YOUR GOAL: Show all lines of the listing that hold the word "PayPlug".

* START EXCERPTED DATA *

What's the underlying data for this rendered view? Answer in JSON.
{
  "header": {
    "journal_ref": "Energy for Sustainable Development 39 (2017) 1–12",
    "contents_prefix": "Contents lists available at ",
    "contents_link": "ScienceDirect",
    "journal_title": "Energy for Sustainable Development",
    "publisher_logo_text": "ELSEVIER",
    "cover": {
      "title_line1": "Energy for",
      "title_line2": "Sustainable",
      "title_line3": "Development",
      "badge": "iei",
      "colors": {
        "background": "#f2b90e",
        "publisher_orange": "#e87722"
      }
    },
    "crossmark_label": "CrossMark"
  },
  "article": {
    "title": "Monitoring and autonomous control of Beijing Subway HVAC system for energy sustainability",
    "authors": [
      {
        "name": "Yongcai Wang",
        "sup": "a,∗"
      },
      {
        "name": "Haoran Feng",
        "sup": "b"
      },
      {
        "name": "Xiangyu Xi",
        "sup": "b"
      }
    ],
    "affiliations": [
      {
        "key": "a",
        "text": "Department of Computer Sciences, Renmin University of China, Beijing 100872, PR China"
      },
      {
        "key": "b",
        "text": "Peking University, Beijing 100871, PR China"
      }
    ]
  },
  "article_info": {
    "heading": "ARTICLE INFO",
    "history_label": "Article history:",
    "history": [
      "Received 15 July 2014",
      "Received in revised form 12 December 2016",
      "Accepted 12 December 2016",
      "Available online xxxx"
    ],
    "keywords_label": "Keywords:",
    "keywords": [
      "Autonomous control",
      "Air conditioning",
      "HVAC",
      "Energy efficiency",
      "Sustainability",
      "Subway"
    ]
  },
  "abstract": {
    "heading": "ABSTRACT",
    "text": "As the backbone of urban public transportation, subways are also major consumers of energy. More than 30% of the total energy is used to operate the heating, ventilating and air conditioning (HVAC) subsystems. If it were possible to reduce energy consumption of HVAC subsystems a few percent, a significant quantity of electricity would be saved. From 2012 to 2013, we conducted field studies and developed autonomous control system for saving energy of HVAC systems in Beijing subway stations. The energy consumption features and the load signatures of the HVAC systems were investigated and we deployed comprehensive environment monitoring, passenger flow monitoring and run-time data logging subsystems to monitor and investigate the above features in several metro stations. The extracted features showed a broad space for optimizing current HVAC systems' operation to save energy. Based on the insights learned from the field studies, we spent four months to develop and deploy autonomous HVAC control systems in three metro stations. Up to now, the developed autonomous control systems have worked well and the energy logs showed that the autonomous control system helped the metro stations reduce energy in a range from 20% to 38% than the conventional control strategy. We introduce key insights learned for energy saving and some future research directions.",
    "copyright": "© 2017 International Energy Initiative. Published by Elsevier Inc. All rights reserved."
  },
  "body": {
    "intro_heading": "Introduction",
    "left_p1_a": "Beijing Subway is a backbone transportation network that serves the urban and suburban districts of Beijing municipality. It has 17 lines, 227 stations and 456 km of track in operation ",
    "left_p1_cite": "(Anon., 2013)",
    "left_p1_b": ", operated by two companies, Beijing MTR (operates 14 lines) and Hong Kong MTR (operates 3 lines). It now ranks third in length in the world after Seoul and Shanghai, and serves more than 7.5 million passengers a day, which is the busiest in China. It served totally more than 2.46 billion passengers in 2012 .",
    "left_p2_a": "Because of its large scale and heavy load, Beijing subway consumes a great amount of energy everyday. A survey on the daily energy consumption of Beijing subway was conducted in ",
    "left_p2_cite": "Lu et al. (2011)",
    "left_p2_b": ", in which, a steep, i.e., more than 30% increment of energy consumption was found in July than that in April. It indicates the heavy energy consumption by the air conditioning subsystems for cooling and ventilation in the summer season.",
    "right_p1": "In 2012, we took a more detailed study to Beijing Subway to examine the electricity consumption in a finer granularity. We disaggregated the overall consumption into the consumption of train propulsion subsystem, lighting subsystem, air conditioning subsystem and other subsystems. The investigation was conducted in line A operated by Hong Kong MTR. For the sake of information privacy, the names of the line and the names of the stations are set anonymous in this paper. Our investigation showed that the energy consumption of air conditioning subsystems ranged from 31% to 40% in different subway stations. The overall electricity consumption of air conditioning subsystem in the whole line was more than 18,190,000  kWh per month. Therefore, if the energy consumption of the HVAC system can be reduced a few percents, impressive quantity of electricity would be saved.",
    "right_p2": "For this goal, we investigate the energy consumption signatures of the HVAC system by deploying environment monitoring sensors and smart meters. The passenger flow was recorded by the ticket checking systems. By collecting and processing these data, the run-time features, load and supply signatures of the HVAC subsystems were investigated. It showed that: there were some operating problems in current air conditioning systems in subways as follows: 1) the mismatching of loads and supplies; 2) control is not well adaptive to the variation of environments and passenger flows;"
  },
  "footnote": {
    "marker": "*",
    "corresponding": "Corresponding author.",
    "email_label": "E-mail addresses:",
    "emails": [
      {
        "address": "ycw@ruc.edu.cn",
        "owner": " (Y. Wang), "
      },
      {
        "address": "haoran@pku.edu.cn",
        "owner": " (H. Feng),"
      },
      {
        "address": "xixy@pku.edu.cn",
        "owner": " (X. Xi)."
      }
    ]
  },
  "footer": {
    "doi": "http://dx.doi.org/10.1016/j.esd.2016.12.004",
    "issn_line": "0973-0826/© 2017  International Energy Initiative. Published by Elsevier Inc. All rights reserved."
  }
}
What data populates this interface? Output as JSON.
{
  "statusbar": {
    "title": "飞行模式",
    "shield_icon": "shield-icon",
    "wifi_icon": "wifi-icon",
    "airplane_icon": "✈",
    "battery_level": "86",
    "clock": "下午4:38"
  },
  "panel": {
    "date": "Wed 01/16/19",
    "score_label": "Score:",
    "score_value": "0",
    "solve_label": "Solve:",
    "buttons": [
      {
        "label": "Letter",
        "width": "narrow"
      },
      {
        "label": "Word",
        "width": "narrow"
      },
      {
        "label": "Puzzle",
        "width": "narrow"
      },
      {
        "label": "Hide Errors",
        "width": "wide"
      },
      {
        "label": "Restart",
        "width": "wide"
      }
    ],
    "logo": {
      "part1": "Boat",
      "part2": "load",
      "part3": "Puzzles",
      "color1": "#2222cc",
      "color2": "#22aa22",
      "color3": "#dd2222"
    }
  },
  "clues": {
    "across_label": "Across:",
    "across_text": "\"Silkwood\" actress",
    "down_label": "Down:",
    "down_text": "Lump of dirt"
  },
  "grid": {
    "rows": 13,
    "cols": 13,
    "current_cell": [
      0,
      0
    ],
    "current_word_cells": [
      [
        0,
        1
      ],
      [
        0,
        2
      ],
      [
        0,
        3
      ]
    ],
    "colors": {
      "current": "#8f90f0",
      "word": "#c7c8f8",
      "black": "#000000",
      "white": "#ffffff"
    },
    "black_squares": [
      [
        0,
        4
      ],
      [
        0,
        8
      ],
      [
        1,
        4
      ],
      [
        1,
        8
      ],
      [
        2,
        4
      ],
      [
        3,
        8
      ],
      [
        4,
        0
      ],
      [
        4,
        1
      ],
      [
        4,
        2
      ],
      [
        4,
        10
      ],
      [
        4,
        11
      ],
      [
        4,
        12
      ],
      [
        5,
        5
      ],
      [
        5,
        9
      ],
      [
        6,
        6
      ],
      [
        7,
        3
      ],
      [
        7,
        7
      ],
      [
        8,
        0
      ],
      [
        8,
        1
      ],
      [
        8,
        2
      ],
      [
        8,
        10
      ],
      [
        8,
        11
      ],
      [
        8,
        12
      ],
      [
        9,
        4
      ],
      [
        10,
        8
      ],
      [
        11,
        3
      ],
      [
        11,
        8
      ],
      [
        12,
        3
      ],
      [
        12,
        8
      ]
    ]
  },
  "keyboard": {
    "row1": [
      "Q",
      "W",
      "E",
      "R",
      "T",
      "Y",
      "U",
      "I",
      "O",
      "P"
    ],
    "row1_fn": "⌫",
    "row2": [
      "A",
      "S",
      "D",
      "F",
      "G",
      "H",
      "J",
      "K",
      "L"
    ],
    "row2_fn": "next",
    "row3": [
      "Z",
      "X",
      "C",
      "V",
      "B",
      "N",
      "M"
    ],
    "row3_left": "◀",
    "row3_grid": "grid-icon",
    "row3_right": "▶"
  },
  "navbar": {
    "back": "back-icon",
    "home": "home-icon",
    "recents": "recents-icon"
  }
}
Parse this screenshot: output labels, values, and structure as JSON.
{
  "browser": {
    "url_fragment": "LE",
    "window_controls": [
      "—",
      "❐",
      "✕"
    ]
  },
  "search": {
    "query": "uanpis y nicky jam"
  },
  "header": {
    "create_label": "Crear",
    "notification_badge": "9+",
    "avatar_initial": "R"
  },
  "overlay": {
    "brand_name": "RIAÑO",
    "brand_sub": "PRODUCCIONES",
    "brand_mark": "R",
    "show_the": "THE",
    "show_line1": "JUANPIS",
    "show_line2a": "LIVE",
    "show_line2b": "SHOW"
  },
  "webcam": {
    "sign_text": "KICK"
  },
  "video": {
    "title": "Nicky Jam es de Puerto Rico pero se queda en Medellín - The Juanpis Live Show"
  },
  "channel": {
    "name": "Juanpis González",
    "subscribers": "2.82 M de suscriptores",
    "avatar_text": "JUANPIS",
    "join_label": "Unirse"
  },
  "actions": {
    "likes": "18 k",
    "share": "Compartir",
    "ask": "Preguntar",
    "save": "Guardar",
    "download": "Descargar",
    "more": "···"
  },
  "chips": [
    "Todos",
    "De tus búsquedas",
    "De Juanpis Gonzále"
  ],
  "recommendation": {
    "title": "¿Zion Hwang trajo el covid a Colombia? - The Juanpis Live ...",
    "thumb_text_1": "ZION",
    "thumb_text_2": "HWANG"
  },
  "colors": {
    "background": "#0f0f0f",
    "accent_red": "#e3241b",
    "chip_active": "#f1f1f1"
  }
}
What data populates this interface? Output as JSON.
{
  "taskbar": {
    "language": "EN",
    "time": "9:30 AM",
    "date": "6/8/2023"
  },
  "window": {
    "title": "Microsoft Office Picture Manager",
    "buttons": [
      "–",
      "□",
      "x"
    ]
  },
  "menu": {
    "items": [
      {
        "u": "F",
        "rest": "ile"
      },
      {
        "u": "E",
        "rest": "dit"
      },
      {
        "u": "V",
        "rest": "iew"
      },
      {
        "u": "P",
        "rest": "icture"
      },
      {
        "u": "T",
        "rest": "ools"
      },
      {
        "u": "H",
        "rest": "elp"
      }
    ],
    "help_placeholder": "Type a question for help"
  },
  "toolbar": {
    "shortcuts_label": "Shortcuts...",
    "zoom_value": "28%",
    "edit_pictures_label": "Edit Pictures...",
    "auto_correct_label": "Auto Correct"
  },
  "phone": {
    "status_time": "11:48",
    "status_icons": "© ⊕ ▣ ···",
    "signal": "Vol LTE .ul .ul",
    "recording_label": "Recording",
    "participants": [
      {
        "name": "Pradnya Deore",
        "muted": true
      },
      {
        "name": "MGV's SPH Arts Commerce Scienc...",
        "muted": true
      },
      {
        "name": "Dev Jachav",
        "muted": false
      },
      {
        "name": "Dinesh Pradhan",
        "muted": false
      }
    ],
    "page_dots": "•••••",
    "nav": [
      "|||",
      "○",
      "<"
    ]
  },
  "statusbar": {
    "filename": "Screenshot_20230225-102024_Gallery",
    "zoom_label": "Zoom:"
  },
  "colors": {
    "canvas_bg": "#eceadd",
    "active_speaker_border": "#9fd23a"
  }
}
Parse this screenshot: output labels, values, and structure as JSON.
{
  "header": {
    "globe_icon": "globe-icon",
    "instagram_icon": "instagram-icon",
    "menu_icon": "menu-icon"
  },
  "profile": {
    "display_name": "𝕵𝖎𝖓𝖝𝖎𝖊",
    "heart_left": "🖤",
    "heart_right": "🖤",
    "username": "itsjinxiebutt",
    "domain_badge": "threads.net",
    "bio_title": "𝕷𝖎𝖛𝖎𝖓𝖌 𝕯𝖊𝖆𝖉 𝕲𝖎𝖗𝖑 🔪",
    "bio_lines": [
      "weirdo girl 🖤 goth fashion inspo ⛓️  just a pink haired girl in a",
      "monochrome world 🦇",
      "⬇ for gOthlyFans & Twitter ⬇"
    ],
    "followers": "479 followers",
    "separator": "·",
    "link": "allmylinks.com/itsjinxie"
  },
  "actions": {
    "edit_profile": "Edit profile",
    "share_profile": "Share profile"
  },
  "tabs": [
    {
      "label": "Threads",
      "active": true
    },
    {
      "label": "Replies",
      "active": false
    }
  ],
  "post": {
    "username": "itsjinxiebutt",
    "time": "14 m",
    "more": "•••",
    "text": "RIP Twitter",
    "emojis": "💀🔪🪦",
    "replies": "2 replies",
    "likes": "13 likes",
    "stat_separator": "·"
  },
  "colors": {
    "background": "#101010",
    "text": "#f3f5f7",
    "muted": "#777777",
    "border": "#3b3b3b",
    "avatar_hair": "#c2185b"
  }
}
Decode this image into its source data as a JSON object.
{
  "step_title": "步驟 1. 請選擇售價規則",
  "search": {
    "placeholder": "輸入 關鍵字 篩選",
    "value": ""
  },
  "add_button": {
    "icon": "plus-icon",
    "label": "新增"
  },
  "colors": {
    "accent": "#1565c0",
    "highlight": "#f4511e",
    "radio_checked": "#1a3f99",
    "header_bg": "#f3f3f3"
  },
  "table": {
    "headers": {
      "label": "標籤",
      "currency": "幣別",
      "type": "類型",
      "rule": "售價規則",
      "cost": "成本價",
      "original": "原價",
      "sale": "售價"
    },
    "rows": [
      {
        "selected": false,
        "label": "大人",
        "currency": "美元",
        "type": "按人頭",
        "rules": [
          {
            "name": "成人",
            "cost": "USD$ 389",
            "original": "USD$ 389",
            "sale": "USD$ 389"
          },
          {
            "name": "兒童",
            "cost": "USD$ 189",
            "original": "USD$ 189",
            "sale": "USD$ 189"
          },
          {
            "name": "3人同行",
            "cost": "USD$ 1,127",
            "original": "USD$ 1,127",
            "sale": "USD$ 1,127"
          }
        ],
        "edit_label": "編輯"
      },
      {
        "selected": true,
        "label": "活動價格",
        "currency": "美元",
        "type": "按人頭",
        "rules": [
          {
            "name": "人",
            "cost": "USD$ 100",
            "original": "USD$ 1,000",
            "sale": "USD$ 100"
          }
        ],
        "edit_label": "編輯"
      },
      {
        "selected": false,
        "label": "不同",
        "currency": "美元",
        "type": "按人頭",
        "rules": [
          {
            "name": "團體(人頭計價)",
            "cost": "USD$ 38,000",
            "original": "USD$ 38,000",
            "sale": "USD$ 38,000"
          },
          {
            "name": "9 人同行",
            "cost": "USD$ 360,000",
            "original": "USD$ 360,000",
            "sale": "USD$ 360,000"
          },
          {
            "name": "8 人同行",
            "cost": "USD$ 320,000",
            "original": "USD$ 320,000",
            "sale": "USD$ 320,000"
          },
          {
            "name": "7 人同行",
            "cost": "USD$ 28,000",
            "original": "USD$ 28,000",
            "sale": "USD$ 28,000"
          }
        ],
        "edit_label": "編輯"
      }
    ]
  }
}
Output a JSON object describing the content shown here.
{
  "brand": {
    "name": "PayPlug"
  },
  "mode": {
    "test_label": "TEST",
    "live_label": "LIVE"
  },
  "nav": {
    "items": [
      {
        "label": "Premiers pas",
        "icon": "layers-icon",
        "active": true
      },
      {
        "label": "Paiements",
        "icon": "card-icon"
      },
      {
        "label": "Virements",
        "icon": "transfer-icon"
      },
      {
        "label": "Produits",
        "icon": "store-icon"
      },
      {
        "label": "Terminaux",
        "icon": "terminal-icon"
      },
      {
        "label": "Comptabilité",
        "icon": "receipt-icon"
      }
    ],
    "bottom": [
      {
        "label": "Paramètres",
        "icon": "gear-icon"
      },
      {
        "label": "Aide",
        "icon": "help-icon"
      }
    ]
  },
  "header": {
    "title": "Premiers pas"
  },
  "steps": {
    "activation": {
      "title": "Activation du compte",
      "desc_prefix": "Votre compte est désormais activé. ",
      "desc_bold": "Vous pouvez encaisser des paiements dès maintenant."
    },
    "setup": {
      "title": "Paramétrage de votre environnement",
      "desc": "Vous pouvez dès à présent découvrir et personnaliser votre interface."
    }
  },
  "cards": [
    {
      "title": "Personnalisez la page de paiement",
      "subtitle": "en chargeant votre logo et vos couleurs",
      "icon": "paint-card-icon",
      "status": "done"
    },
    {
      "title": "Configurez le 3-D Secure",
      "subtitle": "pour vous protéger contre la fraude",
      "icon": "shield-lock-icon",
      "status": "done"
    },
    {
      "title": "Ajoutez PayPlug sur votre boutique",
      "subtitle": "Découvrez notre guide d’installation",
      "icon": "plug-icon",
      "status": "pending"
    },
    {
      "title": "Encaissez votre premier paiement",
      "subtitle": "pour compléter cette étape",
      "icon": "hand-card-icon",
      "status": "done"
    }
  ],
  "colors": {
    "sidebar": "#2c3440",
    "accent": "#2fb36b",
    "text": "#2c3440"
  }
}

* END EXCERPTED DATA *

WORKED ANSWER:
    "name": "PayPlug"
      "title": "Ajoutez PayPlug sur votre boutique",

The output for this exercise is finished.